## TASK TO COMPLETE
Where the string "professional" occurs in the material below, report the whole line.

## DATASET EXCERPTS

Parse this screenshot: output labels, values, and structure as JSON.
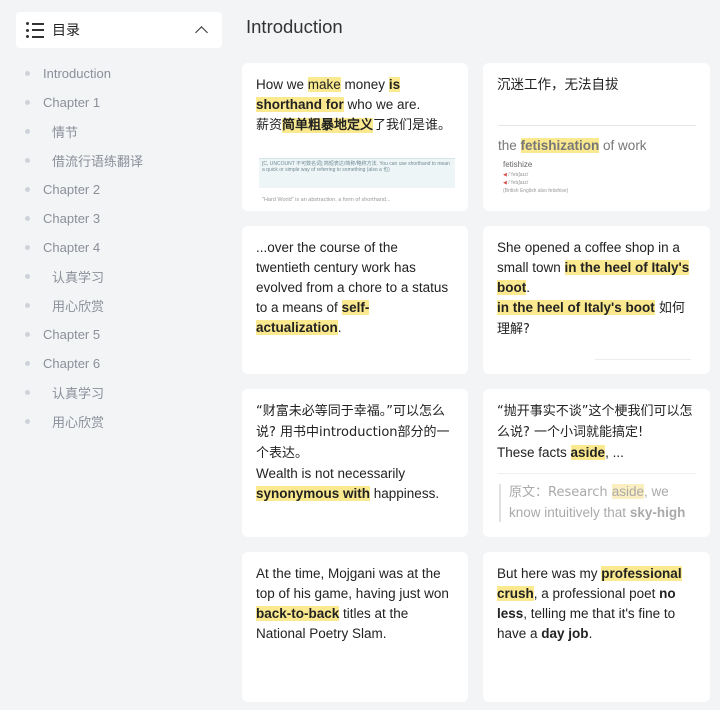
{
  "sidebar": {
    "title": "目录",
    "items": [
      {
        "label": "Introduction"
      },
      {
        "label": "Chapter 1"
      },
      {
        "label": "情节"
      },
      {
        "label": "借流行语练翻译"
      },
      {
        "label": "Chapter 2"
      },
      {
        "label": "Chapter 3"
      },
      {
        "label": "Chapter 4"
      },
      {
        "label": "认真学习"
      },
      {
        "label": "用心欣赏"
      },
      {
        "label": "Chapter 5"
      },
      {
        "label": "Chapter 6"
      },
      {
        "label": "认真学习"
      },
      {
        "label": "用心欣赏"
      }
    ]
  },
  "page": {
    "title": "Introduction"
  },
  "cards": {
    "c1": {
      "p1": "How we ",
      "p2": "make",
      "p3": " money ",
      "p4": "is",
      "p5": "shorthand for",
      "p6": " who we are.",
      "p7": "薪资",
      "p8": "简单粗暴地定义",
      "p9": "了我们是谁。",
      "dict": "[C, UNCOUNT 不可数名词] 简短表达/简称/略称方法. You can use shorthand to mean a quick or simple way of referring to something (also a 也)",
      "foot": "\"Hard World\" is an abstraction, a form of shorthand..."
    },
    "c2": {
      "title": "沉迷工作，无法自拔",
      "p1": "the ",
      "p2": "fetishization",
      "p3": " of work",
      "word": "fetishize",
      "dict_lines": [
        "/ˈfetɪʃaɪz/",
        "/ˈfetɪʃaɪz/",
        "(British English also fetishise)"
      ]
    },
    "c3": {
      "p1": "...over the course of the twentieth century work has evolved from a chore to a status to a means of ",
      "p2": "self-actualization",
      "p3": "."
    },
    "c4": {
      "p1": "She opened a coffee shop in a small town ",
      "p2": "in the heel of Italy's boot",
      "p3": ".",
      "p4": "in the heel of Italy's boot",
      "p5": " 如何理解?"
    },
    "c5": {
      "p1": "“财富未必等同于幸福。”可以怎么说? 用书中introduction部分的一个表达。",
      "p2": "Wealth is not necessarily ",
      "p3": "synonymous with",
      "p4": " happiness."
    },
    "c6": {
      "p1": "“抛开事实不谈”这个梗我们可以怎么说? 一个小词就能搞定!",
      "p2": "These facts ",
      "p3": "aside",
      "p4": ", ...",
      "q1": "原文：Research ",
      "q2": "aside",
      "q3": ", we know intuitively that ",
      "q4": "sky-high"
    },
    "c7": {
      "p1": "At the time, Mojgani was at the top of his game, having just won ",
      "p2": "back-to-back",
      "p3": " titles at the National Poetry Slam."
    },
    "c8": {
      "p1": "But here was my ",
      "p2": "professional crush",
      "p3": ", a professional poet ",
      "p4": "no less",
      "p5": ", telling me that it's fine to have a ",
      "p6": "day job",
      "p7": "."
    }
  },
  "colors": {
    "highlight": "#fbe98f",
    "background": "#f3f4f6",
    "card": "#ffffff"
  }
}
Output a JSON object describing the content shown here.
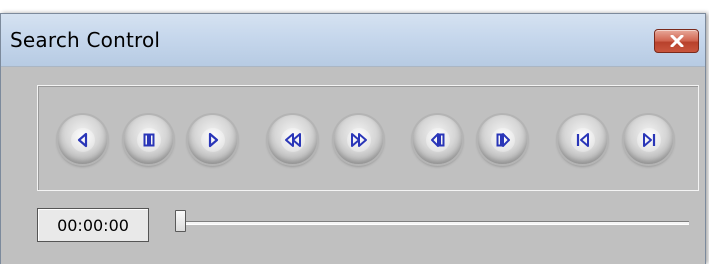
{
  "window": {
    "title": "Search Control",
    "close_label": "Close"
  },
  "controls": {
    "buttons": [
      {
        "name": "play-backward-button",
        "icon": "play-backward-icon"
      },
      {
        "name": "pause-button",
        "icon": "pause-icon"
      },
      {
        "name": "play-button",
        "icon": "play-icon"
      },
      {
        "name": "fast-rewind-button",
        "icon": "fast-rewind-icon"
      },
      {
        "name": "fast-forward-button",
        "icon": "fast-forward-icon"
      },
      {
        "name": "step-backward-button",
        "icon": "step-backward-icon"
      },
      {
        "name": "step-forward-button",
        "icon": "step-forward-icon"
      },
      {
        "name": "skip-to-start-button",
        "icon": "skip-to-start-icon"
      },
      {
        "name": "skip-to-end-button",
        "icon": "skip-to-end-icon"
      }
    ],
    "glyph_color": "#2a36b8"
  },
  "timeline": {
    "time": "00:00:00",
    "position": 0
  },
  "colors": {
    "background": "#c0c0c0",
    "titlebar": "#c6d7ec",
    "close_button": "#c9553d"
  }
}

## RESULT BELOW
      "p2": "professional crush",
      "p3": ", a professional poet ",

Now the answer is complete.